**EXERCISE OBJECTIVE**.
Retype the data character for character, starting with its first line and going on through the line that contains "Text: CACI 10", including both of those lines.

**INFORMATION GIVEN**.
## BEGIN
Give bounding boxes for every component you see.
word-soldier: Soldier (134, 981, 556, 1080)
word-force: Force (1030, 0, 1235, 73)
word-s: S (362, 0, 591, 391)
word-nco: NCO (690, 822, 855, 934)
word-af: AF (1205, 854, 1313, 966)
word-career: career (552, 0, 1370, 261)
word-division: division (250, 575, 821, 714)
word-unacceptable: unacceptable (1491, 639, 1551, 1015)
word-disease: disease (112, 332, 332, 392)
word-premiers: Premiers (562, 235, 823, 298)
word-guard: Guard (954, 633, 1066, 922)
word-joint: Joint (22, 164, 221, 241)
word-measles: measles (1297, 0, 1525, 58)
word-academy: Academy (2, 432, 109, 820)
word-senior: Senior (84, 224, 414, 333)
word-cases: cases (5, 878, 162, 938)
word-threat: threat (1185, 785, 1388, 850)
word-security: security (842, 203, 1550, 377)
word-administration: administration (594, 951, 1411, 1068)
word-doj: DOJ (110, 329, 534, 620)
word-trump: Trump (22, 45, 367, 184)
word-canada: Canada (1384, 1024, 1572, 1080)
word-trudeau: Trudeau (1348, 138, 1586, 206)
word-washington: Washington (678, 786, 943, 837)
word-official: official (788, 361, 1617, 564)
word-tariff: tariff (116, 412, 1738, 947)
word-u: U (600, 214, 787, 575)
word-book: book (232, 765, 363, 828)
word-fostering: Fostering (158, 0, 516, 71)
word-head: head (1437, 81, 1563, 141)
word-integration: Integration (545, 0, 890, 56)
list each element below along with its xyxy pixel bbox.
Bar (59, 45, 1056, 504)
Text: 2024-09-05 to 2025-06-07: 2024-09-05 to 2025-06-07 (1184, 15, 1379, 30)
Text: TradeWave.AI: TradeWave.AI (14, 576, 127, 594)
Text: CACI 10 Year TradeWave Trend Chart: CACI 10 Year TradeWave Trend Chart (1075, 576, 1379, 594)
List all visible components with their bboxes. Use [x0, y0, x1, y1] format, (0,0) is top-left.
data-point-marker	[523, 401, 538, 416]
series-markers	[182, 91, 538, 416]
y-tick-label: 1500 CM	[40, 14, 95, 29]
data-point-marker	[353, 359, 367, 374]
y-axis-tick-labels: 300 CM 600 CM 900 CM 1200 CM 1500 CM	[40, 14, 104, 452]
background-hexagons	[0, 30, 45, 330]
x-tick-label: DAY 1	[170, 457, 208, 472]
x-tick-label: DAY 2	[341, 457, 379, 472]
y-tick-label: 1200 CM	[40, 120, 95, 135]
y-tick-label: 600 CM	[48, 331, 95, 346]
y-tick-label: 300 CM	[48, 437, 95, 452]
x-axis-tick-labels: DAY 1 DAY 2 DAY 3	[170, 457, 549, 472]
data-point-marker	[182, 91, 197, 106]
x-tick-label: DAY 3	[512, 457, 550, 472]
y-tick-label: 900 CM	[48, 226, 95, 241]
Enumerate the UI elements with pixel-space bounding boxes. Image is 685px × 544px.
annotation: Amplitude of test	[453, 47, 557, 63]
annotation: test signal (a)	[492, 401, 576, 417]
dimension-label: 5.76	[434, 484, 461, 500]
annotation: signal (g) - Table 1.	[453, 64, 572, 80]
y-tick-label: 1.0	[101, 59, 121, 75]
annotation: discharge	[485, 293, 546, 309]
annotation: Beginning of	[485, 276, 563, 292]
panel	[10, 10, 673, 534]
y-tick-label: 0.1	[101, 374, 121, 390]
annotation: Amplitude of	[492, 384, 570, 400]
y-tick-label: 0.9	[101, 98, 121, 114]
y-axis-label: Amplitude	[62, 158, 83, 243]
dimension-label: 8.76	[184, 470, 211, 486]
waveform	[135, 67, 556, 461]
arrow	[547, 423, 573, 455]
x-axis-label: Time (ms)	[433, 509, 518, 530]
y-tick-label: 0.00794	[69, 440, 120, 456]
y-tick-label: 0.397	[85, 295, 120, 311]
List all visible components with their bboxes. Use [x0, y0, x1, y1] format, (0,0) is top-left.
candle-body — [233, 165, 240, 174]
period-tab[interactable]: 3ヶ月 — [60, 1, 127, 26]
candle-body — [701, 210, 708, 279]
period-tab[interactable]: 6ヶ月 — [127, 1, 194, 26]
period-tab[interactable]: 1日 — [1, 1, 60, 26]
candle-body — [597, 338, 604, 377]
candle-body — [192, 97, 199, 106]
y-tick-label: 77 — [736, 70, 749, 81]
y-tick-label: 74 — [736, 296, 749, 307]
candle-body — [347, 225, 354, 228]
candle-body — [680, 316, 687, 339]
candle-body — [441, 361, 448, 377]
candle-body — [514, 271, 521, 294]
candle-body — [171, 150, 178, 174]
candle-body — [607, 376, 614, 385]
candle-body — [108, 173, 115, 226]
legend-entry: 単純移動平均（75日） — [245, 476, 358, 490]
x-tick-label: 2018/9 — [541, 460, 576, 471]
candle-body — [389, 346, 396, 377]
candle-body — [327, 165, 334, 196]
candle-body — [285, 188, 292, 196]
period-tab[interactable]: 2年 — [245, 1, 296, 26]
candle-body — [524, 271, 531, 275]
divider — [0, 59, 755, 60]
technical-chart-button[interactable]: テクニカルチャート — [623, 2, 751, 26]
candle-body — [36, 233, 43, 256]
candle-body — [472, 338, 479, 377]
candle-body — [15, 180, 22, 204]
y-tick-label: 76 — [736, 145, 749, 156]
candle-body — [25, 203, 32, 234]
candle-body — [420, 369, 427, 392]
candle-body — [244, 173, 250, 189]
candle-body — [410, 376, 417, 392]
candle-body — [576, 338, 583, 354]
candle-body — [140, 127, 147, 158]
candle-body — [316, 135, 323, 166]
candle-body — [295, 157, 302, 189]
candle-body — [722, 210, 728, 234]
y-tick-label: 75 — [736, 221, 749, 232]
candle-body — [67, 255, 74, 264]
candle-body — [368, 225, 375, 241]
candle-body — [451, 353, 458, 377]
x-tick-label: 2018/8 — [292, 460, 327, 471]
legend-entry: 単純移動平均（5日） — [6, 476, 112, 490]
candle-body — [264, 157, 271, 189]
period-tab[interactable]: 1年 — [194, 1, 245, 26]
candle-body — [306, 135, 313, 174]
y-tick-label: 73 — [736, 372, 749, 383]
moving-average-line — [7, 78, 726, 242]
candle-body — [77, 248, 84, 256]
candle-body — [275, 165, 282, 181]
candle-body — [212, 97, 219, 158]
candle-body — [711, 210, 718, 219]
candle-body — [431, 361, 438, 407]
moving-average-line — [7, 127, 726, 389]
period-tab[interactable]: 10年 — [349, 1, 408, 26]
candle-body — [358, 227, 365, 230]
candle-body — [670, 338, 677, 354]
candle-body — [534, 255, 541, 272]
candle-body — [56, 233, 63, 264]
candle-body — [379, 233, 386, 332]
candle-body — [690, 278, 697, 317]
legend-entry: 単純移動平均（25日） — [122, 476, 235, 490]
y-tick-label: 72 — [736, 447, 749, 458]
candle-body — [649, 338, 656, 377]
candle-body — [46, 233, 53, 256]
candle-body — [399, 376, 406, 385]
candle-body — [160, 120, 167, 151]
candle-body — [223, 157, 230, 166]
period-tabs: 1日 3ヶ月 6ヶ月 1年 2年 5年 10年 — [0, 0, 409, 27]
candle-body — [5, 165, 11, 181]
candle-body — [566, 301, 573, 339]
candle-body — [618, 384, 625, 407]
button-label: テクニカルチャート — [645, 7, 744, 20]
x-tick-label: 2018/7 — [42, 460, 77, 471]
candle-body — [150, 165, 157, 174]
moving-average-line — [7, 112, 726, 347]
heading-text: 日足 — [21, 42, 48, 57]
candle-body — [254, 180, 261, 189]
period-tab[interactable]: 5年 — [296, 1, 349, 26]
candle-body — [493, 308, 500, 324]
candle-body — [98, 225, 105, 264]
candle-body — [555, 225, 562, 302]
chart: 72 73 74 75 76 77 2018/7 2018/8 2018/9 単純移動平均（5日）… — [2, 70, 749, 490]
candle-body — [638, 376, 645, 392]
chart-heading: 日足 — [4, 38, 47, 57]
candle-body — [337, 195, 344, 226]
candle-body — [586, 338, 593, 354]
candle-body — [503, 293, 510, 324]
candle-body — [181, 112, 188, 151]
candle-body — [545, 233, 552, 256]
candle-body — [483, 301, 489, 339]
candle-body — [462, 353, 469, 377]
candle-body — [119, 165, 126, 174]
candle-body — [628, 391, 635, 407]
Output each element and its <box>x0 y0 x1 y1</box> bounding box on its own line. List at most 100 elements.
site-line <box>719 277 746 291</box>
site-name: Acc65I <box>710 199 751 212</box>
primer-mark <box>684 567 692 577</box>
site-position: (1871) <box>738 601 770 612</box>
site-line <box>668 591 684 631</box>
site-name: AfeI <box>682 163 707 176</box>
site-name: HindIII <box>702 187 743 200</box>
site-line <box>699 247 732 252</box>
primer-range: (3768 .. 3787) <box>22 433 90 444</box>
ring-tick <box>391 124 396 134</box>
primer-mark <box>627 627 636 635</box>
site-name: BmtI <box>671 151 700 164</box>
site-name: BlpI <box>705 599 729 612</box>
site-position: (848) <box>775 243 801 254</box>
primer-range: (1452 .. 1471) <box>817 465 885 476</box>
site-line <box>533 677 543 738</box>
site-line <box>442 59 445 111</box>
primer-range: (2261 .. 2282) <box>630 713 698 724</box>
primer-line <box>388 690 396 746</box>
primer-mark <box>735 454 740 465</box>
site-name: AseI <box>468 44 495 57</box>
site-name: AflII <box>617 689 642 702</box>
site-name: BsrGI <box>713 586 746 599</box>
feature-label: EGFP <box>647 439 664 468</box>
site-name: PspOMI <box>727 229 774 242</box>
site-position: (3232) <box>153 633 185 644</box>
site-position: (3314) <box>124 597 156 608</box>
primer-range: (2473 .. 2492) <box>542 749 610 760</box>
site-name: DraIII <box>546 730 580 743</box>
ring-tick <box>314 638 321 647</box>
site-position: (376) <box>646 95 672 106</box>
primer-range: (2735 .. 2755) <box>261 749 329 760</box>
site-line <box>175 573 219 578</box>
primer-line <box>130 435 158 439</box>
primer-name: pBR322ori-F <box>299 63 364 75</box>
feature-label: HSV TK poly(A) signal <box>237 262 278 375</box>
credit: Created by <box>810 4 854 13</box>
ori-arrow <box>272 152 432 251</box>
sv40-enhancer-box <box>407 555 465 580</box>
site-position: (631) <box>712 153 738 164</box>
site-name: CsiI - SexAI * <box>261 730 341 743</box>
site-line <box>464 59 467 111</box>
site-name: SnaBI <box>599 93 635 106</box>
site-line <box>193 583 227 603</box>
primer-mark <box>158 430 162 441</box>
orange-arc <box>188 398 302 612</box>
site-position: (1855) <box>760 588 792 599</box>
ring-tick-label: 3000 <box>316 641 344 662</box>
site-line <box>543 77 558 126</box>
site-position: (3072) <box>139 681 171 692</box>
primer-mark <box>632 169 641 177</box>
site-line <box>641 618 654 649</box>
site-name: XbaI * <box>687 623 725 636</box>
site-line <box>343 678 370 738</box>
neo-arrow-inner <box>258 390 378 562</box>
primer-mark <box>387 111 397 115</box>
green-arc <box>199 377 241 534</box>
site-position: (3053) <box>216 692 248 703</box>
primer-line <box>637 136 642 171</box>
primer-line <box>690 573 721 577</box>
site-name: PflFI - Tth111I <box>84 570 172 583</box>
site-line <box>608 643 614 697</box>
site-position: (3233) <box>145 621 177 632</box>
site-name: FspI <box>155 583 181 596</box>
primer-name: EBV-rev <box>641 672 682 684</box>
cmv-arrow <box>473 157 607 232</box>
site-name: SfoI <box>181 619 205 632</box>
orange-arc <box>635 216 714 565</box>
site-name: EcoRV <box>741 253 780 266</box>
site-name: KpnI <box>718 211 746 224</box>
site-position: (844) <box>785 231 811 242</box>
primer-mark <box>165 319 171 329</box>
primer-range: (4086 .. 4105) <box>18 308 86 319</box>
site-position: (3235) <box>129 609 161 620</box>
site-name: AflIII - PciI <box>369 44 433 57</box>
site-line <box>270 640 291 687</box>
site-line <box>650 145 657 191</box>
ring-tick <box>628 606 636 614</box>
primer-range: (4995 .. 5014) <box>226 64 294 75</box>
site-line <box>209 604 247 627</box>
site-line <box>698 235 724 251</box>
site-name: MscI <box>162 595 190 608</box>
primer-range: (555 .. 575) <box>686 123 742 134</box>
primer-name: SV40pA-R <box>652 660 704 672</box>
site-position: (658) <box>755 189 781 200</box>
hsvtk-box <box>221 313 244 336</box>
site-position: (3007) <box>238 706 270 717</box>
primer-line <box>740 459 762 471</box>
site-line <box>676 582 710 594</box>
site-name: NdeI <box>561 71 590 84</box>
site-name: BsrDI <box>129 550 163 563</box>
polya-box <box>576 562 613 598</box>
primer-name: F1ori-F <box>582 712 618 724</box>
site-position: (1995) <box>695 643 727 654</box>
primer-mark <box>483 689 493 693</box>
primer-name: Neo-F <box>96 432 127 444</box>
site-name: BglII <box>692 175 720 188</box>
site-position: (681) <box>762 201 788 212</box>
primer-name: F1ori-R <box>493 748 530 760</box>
## END
**FINAL RESULT**.
Give bounding boxes for every component you see.
word-soldier: Soldier (134, 981, 556, 1080)
word-force: Force (1030, 0, 1235, 73)
word-s: S (362, 0, 591, 391)
word-nco: NCO (690, 822, 855, 934)
word-af: AF (1205, 854, 1313, 966)
word-career: career (552, 0, 1370, 261)
word-division: division (250, 575, 821, 714)
word-unacceptable: unacceptable (1491, 639, 1551, 1015)
word-disease: disease (112, 332, 332, 392)
word-premiers: Premiers (562, 235, 823, 298)
word-guard: Guard (954, 633, 1066, 922)
word-joint: Joint (22, 164, 221, 241)
word-measles: measles (1297, 0, 1525, 58)
word-academy: Academy (2, 432, 109, 820)
word-senior: Senior (84, 224, 414, 333)
word-cases: cases (5, 878, 162, 938)
word-threat: threat (1185, 785, 1388, 850)
word-security: security (842, 203, 1550, 377)
word-administration: administration (594, 951, 1411, 1068)
word-doj: DOJ (110, 329, 534, 620)
word-trump: Trump (22, 45, 367, 184)
word-canada: Canada (1384, 1024, 1572, 1080)
word-trudeau: Trudeau (1348, 138, 1586, 206)
word-washington: Washington (678, 786, 943, 837)
word-official: official (788, 361, 1617, 564)
word-tariff: tariff (116, 412, 1738, 947)
word-u: U (600, 214, 787, 575)
word-book: book (232, 765, 363, 828)
word-fostering: Fostering (158, 0, 516, 71)
word-head: head (1437, 81, 1563, 141)
word-integration: Integration (545, 0, 890, 56)
list each element below along with its xyxy pixel bbox.
Bar (59, 45, 1056, 504)
Text: 2024-09-05 to 2025-06-07: 2024-09-05 to 2025-06-07 (1184, 15, 1379, 30)
Text: TradeWave.AI: TradeWave.AI (14, 576, 127, 594)
Text: CACI 10 Year TradeWave Trend Chart: CACI 10 Year TradeWave Trend Chart (1075, 576, 1379, 594)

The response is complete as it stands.